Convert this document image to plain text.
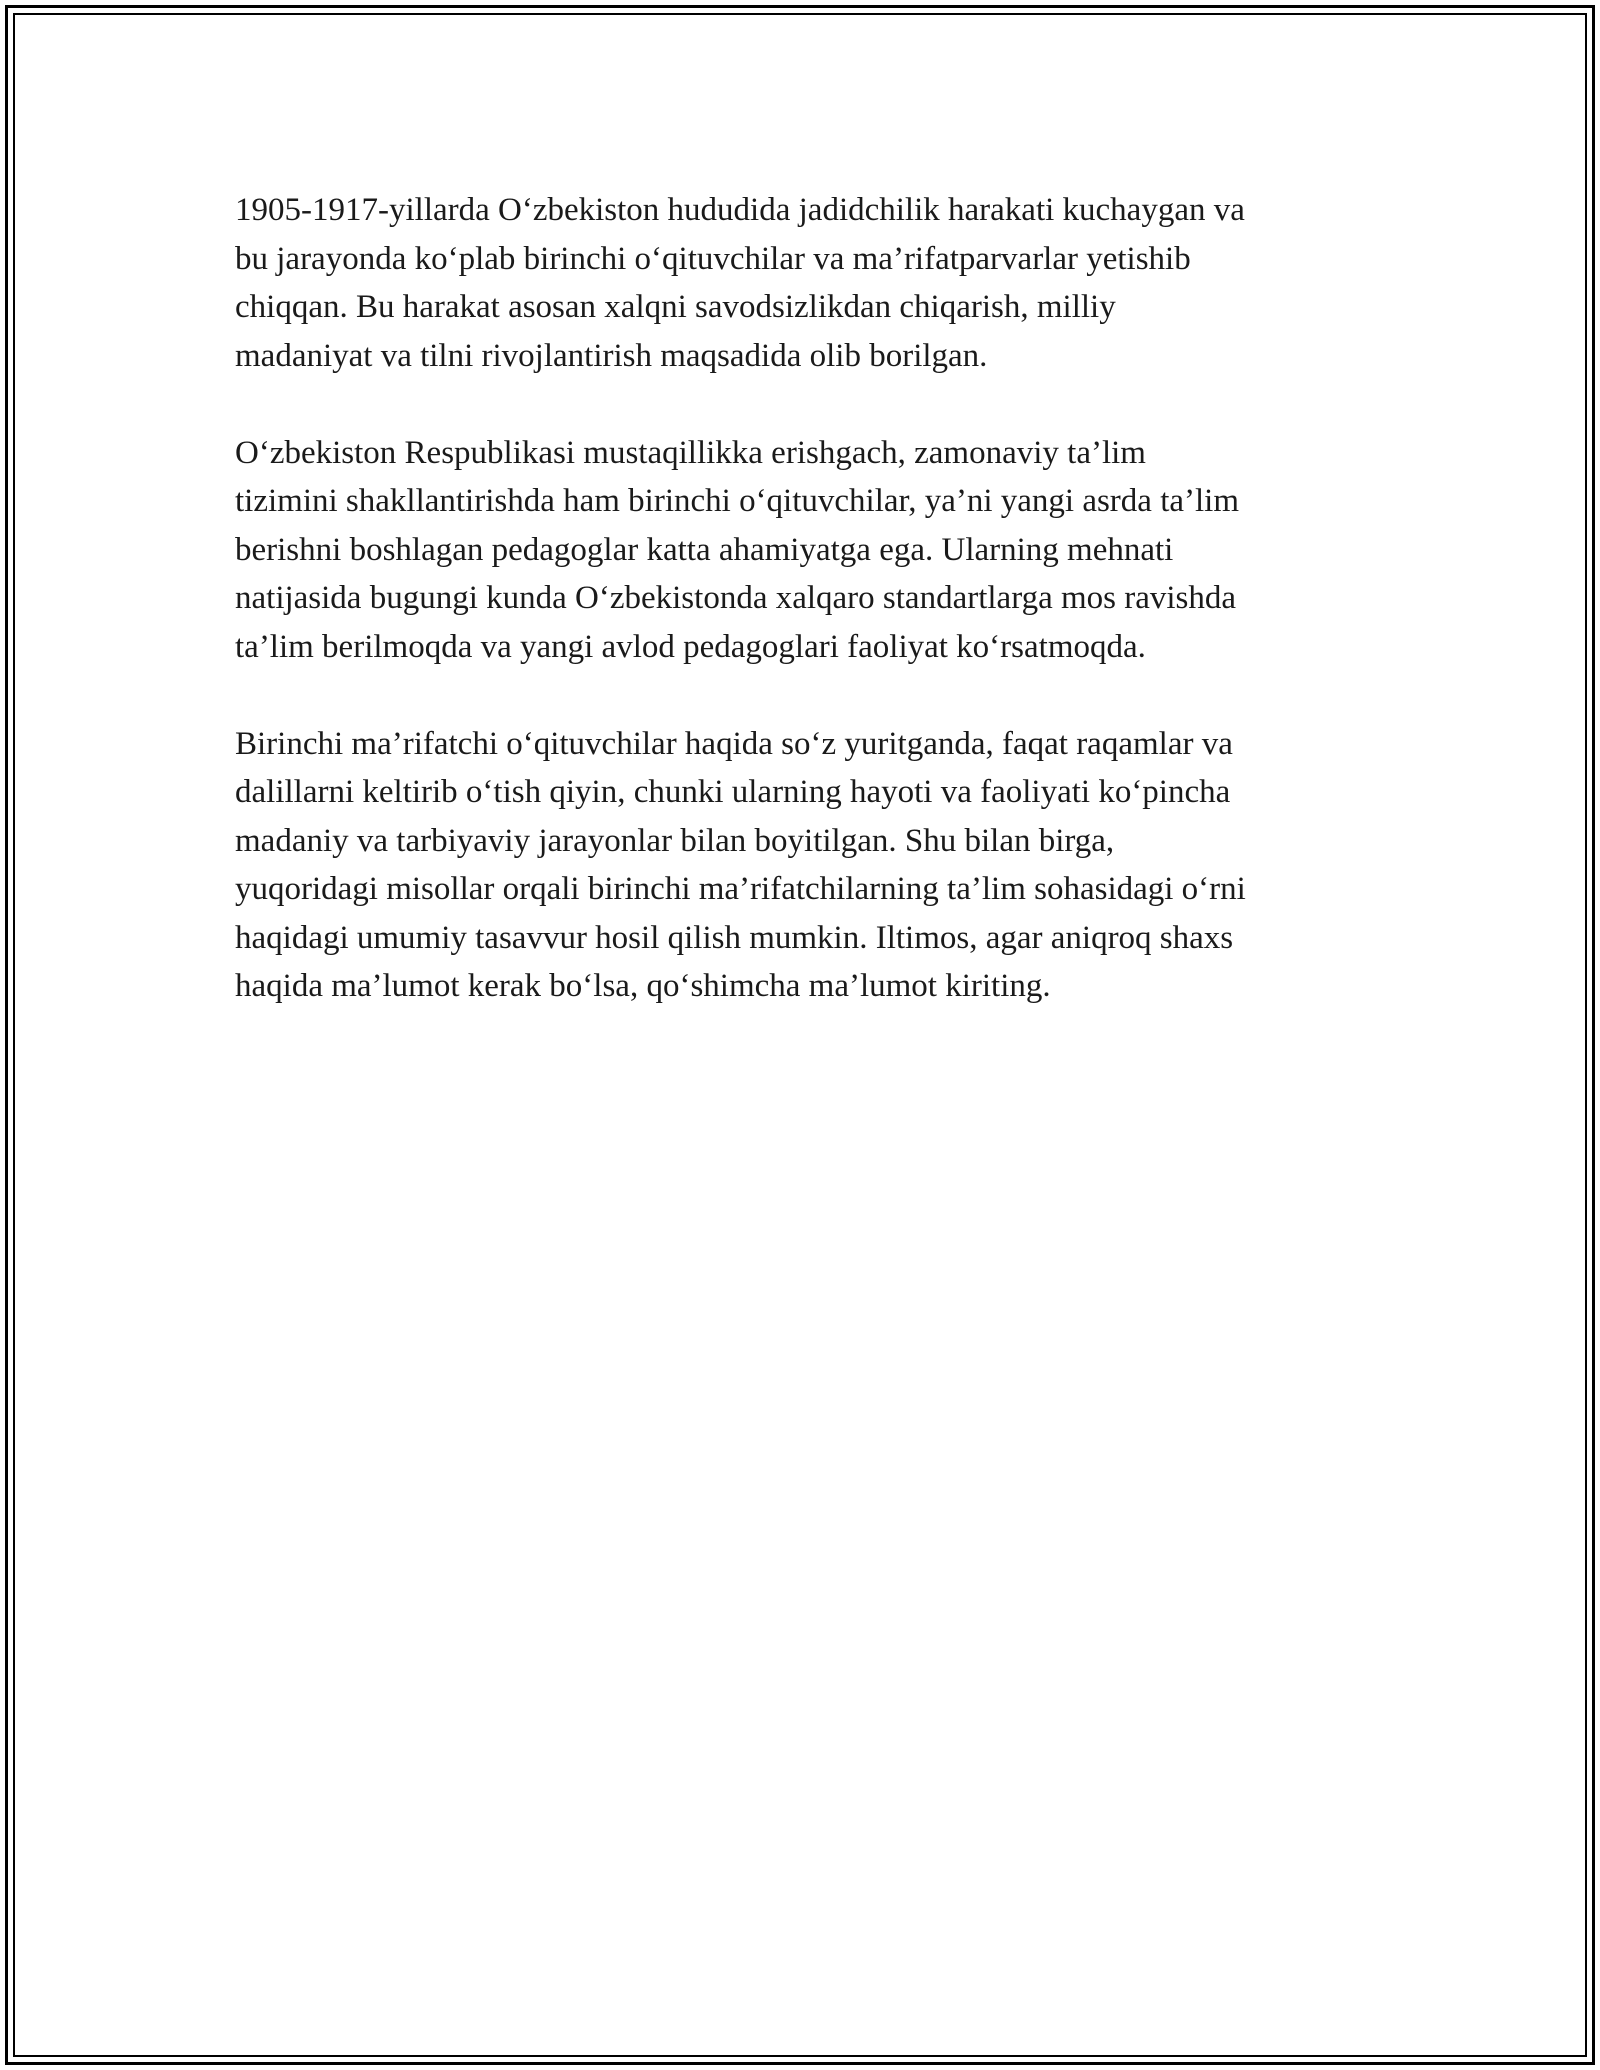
1905-1917-yillarda O‘zbekiston hududida jadidchilik harakati kuchaygan va
bu jarayonda ko‘plab birinchi o‘qituvchilar va ma’rifatparvarlar yetishib
chiqqan. Bu harakat asosan xalqni savodsizlikdan chiqarish, milliy
madaniyat va tilni rivojlantirish maqsadida olib borilgan.

O‘zbekiston Respublikasi mustaqillikka erishgach, zamonaviy ta’lim
tizimini shakllantirishda ham birinchi o‘qituvchilar, ya’ni yangi asrda ta’lim
berishni boshlagan pedagoglar katta ahamiyatga ega. Ularning mehnati
natijasida bugungi kunda O‘zbekistonda xalqaro standartlarga mos ravishda
ta’lim berilmoqda va yangi avlod pedagoglari faoliyat ko‘rsatmoqda.

Birinchi ma’rifatchi o‘qituvchilar haqida so‘z yuritganda, faqat raqamlar va
dalillarni keltirib o‘tish qiyin, chunki ularning hayoti va faoliyati ko‘pincha
madaniy va tarbiyaviy jarayonlar bilan boyitilgan. Shu bilan birga,
yuqoridagi misollar orqali birinchi ma’rifatchilarning ta’lim sohasidagi o‘rni
haqidagi umumiy tasavvur hosil qilish mumkin. Iltimos, agar aniqroq shaxs
haqida ma’lumot kerak bo‘lsa, qo‘shimcha ma’lumot kiriting.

# Stated exercise:
Copy every record character for character. Skip the pictures.

# The reply:
Convert this document image to plain text.
1905-1917-yillarda O‘zbekiston hududida jadidchilik harakati kuchaygan va
bu jarayonda ko‘plab birinchi o‘qituvchilar va ma’rifatparvarlar yetishib
chiqqan. Bu harakat asosan xalqni savodsizlikdan chiqarish, milliy
madaniyat va tilni rivojlantirish maqsadida olib borilgan.

O‘zbekiston Respublikasi mustaqillikka erishgach, zamonaviy ta’lim
tizimini shakllantirishda ham birinchi o‘qituvchilar, ya’ni yangi asrda ta’lim
berishni boshlagan pedagoglar katta ahamiyatga ega. Ularning mehnati
natijasida bugungi kunda O‘zbekistonda xalqaro standartlarga mos ravishda
ta’lim berilmoqda va yangi avlod pedagoglari faoliyat ko‘rsatmoqda.

Birinchi ma’rifatchi o‘qituvchilar haqida so‘z yuritganda, faqat raqamlar va
dalillarni keltirib o‘tish qiyin, chunki ularning hayoti va faoliyati ko‘pincha
madaniy va tarbiyaviy jarayonlar bilan boyitilgan. Shu bilan birga,
yuqoridagi misollar orqali birinchi ma’rifatchilarning ta’lim sohasidagi o‘rni
haqidagi umumiy tasavvur hosil qilish mumkin. Iltimos, agar aniqroq shaxs
haqida ma’lumot kerak bo‘lsa, qo‘shimcha ma’lumot kiriting.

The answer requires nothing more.